>>>

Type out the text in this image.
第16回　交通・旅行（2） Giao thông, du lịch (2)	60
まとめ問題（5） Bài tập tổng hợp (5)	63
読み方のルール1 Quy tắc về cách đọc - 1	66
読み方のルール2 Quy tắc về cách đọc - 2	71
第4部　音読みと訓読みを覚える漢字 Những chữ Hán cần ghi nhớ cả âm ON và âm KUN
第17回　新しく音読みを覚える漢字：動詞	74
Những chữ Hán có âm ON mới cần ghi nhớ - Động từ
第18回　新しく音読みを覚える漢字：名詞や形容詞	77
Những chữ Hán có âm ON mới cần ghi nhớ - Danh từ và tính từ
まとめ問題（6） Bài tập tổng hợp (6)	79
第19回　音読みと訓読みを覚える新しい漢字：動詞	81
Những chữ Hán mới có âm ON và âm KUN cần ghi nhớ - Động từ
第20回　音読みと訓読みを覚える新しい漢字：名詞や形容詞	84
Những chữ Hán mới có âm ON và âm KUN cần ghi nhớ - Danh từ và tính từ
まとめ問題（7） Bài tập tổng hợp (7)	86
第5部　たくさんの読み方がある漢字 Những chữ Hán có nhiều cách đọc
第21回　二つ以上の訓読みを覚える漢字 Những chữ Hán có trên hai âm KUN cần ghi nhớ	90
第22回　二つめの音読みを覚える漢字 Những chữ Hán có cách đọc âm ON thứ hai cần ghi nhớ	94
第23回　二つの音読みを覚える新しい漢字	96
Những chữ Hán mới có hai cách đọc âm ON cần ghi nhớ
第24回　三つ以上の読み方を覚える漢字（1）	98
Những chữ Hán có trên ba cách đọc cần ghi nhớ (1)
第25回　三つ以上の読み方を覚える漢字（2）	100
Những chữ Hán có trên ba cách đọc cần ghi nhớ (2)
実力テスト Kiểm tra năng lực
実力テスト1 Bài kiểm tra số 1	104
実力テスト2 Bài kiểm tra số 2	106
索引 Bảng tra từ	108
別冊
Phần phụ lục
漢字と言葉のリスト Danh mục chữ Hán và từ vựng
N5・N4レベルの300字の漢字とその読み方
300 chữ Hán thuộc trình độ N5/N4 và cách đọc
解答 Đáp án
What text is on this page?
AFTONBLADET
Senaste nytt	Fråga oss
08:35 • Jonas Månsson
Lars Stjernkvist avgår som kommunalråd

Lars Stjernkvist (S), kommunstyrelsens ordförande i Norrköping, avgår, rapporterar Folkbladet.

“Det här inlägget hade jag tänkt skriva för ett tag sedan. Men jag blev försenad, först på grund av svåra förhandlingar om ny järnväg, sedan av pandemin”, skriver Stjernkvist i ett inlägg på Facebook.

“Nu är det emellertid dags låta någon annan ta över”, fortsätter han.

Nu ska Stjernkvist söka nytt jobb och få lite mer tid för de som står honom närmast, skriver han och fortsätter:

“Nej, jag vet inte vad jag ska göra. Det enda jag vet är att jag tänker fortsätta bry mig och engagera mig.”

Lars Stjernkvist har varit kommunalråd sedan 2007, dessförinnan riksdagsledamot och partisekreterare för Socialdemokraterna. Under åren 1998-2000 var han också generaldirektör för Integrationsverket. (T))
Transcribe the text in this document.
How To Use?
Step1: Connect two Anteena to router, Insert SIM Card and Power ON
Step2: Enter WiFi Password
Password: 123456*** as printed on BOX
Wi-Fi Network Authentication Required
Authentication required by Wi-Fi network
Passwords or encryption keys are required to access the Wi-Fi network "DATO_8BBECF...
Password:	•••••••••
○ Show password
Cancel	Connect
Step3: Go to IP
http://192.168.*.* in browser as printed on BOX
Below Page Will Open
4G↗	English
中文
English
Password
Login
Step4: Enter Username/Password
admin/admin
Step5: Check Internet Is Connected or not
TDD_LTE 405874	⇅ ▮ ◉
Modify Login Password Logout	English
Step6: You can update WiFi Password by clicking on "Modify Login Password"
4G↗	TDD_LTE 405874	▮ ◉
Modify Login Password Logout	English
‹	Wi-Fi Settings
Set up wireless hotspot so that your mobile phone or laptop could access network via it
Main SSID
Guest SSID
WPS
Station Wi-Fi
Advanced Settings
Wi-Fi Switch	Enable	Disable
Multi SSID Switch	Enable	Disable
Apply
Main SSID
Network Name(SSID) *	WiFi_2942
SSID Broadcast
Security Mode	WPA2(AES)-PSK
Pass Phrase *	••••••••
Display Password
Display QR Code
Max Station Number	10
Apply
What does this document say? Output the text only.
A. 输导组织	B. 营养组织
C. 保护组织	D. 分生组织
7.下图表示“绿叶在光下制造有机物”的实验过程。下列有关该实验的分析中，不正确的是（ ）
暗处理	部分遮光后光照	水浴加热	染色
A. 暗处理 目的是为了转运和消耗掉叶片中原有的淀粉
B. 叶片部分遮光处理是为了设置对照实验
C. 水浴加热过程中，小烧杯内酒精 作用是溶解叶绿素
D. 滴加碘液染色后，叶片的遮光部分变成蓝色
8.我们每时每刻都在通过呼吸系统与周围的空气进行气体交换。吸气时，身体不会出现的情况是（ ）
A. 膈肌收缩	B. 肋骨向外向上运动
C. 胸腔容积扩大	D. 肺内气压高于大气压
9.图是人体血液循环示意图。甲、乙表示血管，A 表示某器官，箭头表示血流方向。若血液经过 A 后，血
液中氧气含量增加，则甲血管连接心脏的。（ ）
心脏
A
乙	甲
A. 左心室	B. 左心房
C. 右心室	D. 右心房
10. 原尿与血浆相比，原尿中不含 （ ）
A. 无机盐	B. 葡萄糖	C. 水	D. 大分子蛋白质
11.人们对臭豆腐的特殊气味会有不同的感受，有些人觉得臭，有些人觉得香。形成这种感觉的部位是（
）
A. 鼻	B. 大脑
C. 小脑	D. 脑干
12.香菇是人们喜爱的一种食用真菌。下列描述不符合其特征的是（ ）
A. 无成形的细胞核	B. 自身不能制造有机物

<<<

Written exercise
Identify each line containing the string "sedan" and copy it out.

Output for this exercise
“Det här inlägget hade jag tänkt skriva för ett tag sedan. Men jag blev försenad, först på grund av svåra förhandlingar om ny järnväg, sedan av pandemin”, skriver Stjernkvist i ett inlägg på Facebook.
Lars Stjernkvist har varit kommunalråd sedan 2007, dessförinnan riksdagsledamot och partisekreterare för Socialdemokraterna. Under åren 1998-2000 var han också generaldirektör för Integrationsverket. (T))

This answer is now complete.